GIVEN INFORMATION:
+--

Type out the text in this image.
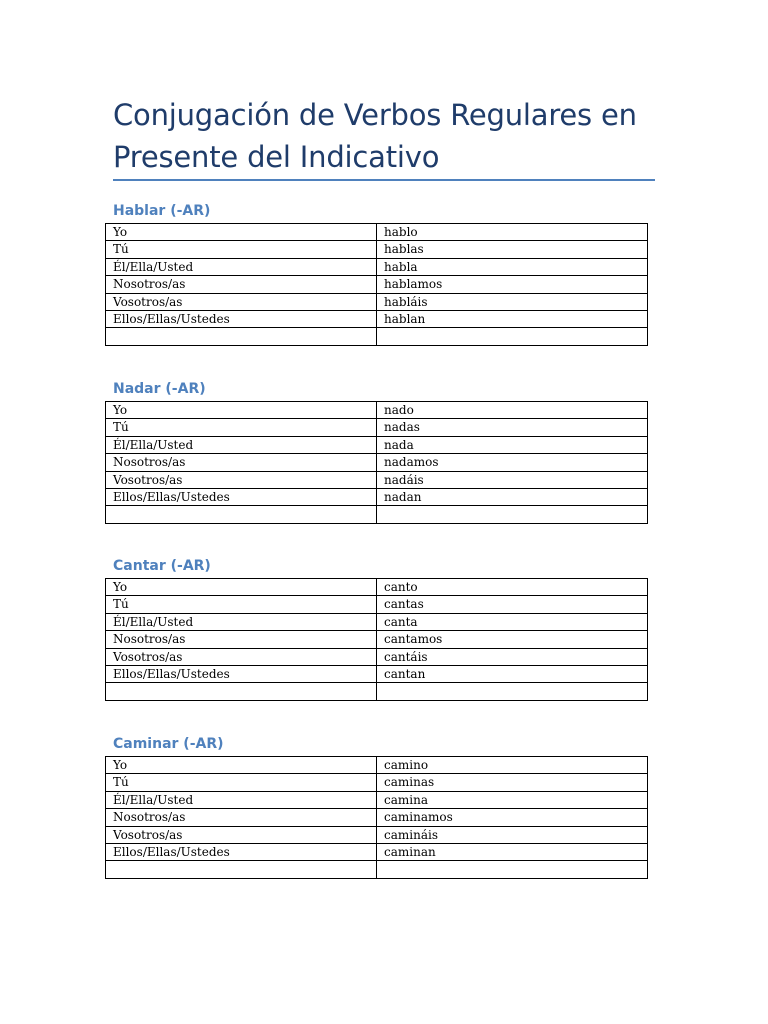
Conjugación de Verbos Regulares en Presente del Indicativo
Hablar (-AR)
Yo	hablo
Tú	hablas
Él/Ella/Usted	habla
Nosotros/as	hablamos
Vosotros/as	habláis
Ellos/Ellas/Ustedes	hablan

Nadar (-AR)
Yo	nado
Tú	nadas
Él/Ella/Usted	nada
Nosotros/as	nadamos
Vosotros/as	nadáis
Ellos/Ellas/Ustedes	nadan

Cantar (-AR)
Yo	canto
Tú	cantas
Él/Ella/Usted	canta
Nosotros/as	cantamos
Vosotros/as	cantáis
Ellos/Ellas/Ustedes	cantan

Caminar (-AR)
Yo	camino
Tú	caminas
Él/Ella/Usted	camina
Nosotros/as	caminamos
Vosotros/as	camináis
Ellos/Ellas/Ustedes	caminan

+--

GIVEN INSTRUCTION:
Select all lines with the word "Ellas" from the entries above.

RESPONSE TO THE TASK:
Ellos/Ellas/Ustedes	hablan
Ellos/Ellas/Ustedes	nadan
Ellos/Ellas/Ustedes	cantan
Ellos/Ellas/Ustedes	caminan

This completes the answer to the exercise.